-- START Data for processing --

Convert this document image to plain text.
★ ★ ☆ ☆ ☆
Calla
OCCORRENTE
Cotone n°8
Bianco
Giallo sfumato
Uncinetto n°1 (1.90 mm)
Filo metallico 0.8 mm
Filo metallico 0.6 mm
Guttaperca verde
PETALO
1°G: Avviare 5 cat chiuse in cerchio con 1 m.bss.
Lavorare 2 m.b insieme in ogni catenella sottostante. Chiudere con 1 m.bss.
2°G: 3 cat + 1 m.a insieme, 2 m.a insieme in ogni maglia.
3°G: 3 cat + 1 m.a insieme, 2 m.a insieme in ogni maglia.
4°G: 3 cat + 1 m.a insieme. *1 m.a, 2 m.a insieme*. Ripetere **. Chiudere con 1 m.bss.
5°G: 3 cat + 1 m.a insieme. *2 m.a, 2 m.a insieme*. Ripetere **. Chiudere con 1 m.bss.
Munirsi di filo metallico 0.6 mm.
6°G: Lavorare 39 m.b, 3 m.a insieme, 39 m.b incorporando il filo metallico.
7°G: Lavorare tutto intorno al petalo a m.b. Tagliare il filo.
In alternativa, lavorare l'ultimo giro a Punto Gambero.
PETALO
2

-- END Data for processing --

**What to work on**
Output each record precisely as given.

**Answer**
Convert this document image to plain text.
★ ★ ☆ ☆ ☆
Calla
OCCORRENTE
Cotone n°8
Bianco
Giallo sfumato
Uncinetto n°1 (1.90 mm)
Filo metallico 0.8 mm
Filo metallico 0.6 mm
Guttaperca verde
PETALO
1°G: Avviare 5 cat chiuse in cerchio con 1 m.bss.
Lavorare 2 m.b insieme in ogni catenella sottostante. Chiudere con 1 m.bss.
2°G: 3 cat + 1 m.a insieme, 2 m.a insieme in ogni maglia.
3°G: 3 cat + 1 m.a insieme, 2 m.a insieme in ogni maglia.
4°G: 3 cat + 1 m.a insieme. *1 m.a, 2 m.a insieme*. Ripetere **. Chiudere con 1 m.bss.
5°G: 3 cat + 1 m.a insieme. *2 m.a, 2 m.a insieme*. Ripetere **. Chiudere con 1 m.bss.
Munirsi di filo metallico 0.6 mm.
6°G: Lavorare 39 m.b, 3 m.a insieme, 39 m.b incorporando il filo metallico.
7°G: Lavorare tutto intorno al petalo a m.b. Tagliare il filo.
In alternativa, lavorare l'ultimo giro a Punto Gambero.
PETALO
2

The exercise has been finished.